Written task
Single out the lines that include the word "this". Copy them.

Dataset excerpts
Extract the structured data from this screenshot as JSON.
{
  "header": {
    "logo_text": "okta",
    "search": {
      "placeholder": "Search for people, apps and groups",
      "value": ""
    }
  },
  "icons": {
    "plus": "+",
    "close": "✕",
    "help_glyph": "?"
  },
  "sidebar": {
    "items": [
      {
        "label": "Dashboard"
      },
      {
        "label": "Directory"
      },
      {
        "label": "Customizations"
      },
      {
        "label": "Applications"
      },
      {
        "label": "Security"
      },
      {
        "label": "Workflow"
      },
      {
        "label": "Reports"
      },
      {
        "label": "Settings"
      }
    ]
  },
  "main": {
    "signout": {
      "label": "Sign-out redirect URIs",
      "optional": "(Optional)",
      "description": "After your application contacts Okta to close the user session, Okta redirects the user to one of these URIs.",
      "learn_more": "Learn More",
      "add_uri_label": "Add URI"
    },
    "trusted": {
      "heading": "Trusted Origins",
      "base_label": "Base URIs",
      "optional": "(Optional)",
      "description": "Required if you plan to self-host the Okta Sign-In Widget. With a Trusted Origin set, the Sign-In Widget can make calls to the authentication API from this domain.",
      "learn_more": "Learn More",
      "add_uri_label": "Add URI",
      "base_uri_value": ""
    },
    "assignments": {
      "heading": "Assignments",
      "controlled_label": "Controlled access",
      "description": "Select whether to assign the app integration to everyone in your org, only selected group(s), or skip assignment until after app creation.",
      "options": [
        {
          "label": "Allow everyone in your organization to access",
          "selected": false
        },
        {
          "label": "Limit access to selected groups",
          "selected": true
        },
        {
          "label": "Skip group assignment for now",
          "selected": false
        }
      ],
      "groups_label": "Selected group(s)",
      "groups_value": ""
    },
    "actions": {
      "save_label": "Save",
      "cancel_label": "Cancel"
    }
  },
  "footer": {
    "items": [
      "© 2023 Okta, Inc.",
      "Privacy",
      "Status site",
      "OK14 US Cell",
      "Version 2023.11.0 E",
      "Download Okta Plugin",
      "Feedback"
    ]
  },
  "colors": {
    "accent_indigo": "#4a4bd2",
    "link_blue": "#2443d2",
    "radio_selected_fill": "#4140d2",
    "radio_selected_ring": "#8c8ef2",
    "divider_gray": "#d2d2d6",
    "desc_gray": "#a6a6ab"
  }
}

Written response
Extract the structured data from this screenshot as JSON.
      "description": "Required if you plan to self-host the Okta Sign-In Widget. With a Trusted Origin set, the Sign-In Widget can make calls to the authentication API from this domain.",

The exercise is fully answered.